§ **SOLICITUD ESCRITA**
¿Puedes reproducir sin ningún cambio las filas que van desde el comienzo hasta la que contiene "svg-text:BHI: BHI: [268, 463, 286, 473]", incluida esta última?

Líneas de datos

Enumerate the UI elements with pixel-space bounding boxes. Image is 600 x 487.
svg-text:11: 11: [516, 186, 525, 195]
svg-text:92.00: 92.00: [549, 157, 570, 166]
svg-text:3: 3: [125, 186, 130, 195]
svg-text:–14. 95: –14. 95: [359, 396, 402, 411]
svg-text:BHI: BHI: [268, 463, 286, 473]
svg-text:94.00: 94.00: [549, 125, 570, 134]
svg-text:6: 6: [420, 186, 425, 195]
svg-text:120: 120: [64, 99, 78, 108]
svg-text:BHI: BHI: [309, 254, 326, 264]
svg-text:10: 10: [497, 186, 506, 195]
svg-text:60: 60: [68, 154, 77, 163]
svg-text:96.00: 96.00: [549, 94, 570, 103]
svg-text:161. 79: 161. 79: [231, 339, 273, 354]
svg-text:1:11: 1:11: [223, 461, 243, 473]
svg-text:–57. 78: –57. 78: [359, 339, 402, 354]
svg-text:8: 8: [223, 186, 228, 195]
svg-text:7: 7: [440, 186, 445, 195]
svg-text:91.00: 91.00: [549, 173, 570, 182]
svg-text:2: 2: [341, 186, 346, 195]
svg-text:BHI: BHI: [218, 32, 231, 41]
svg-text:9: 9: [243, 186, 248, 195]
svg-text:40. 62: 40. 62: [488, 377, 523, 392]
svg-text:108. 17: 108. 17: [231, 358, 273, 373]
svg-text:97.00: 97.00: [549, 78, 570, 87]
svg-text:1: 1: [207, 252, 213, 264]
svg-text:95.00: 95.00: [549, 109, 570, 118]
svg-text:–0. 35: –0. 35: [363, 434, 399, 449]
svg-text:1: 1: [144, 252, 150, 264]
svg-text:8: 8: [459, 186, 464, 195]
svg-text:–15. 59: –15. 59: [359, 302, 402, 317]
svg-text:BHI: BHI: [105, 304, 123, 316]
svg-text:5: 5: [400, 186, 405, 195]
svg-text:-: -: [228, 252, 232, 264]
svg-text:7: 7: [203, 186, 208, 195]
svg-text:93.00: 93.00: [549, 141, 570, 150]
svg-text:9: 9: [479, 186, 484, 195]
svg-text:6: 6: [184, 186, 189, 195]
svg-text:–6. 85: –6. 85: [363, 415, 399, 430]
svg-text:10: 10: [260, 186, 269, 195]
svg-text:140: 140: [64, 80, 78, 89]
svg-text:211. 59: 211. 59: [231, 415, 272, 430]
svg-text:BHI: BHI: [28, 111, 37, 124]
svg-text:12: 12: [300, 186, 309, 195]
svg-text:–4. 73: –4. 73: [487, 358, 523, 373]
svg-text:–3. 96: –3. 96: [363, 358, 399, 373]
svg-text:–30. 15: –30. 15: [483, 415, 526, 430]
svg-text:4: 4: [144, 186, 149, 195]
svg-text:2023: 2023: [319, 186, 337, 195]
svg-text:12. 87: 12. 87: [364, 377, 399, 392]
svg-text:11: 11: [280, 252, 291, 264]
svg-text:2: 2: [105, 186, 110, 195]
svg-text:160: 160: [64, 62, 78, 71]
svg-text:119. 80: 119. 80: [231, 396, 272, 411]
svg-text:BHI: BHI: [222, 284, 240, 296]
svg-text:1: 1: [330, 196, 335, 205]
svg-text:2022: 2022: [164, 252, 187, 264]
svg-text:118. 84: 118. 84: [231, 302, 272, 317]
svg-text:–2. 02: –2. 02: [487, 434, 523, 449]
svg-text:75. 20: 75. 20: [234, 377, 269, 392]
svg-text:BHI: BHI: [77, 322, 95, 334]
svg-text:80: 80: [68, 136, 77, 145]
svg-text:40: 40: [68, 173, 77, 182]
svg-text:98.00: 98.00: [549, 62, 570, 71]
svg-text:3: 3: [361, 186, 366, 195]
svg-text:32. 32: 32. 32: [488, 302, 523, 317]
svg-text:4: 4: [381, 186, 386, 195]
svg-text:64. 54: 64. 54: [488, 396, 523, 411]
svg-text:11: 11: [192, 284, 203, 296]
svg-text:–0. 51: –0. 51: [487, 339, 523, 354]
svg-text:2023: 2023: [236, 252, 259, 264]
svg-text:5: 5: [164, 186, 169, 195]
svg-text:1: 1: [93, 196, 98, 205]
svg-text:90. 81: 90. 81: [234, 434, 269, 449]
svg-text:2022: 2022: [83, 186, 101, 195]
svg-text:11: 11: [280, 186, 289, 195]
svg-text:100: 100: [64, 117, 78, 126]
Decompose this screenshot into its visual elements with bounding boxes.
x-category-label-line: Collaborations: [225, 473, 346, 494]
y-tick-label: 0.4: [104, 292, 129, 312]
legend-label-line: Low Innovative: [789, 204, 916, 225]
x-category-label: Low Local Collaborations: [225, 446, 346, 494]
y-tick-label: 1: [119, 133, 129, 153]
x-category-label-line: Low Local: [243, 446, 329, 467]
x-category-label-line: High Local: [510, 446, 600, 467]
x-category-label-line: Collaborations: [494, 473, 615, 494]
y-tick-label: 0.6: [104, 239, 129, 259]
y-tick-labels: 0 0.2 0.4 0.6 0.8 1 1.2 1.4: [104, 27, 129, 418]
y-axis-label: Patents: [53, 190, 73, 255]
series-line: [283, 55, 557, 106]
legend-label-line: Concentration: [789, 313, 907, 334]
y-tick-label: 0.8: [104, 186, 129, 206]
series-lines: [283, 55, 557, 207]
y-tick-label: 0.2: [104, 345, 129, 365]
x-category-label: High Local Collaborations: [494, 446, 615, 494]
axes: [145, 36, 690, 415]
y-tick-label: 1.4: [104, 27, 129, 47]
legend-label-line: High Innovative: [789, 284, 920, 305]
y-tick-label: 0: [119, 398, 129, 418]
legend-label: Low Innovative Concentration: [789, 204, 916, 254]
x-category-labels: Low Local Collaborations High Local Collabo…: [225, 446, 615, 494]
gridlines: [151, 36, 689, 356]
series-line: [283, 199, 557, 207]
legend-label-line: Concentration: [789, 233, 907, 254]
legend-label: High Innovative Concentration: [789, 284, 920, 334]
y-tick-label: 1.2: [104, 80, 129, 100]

§ **SOLUCIÓN DESARROLLADA**
Enumerate the UI elements with pixel-space bounding boxes. Image is 600 x 487.
svg-text:11: 11: [516, 186, 525, 195]
svg-text:92.00: 92.00: [549, 157, 570, 166]
svg-text:3: 3: [125, 186, 130, 195]
svg-text:–14. 95: –14. 95: [359, 396, 402, 411]
svg-text:BHI: BHI: [268, 463, 286, 473]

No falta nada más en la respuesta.